◆ **Aim of the task**:
Each line containing the word "following" must be reported.

◆ **Extracted data**:
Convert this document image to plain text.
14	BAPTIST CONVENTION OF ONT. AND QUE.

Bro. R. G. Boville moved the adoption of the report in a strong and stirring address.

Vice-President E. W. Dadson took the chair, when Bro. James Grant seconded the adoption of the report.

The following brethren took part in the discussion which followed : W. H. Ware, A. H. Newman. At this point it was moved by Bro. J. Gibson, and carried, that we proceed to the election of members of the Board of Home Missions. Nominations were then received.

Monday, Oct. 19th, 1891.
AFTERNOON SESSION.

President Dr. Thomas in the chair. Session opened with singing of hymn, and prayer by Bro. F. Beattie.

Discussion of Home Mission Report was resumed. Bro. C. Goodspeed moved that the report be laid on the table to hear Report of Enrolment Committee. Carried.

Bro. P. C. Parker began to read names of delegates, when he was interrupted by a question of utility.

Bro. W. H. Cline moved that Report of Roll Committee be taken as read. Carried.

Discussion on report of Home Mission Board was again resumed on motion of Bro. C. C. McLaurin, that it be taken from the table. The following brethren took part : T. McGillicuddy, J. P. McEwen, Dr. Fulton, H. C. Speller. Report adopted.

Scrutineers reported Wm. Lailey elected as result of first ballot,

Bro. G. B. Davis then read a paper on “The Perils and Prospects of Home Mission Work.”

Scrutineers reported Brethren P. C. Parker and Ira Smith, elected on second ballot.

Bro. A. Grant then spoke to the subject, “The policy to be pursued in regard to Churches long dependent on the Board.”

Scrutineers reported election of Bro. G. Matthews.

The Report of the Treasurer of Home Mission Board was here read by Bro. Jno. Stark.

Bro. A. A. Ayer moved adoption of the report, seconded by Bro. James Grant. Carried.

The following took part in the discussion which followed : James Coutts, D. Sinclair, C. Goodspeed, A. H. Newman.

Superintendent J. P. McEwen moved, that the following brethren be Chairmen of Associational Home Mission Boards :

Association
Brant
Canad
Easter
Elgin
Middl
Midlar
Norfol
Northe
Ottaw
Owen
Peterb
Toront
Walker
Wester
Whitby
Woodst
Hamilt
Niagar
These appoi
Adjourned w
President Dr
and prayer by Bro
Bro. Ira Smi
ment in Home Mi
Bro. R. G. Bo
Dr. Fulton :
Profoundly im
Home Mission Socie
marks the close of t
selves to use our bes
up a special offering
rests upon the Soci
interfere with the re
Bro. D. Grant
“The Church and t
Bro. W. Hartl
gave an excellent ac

◆ **Exercise answer**:
The following brethren took part in the discussion which followed : W. H. Ware, A. H. Newman. At this point it was moved by Bro. J. Gibson, and carried, that we proceed to the election of members of the Board of Home Missions. Nominations were then received.
Discussion on report of Home Mission Board was again resumed on motion of Bro. C. C. McLaurin, that it be taken from the table. The following brethren took part : T. McGillicuddy, J. P. McEwen, Dr. Fulton, H. C. Speller. Report adopted.
The following took part in the discussion which followed : James Coutts, D. Sinclair, C. Goodspeed, A. H. Newman.
Superintendent J. P. McEwen moved, that the following brethren be Chairmen of Associational Home Mission Boards :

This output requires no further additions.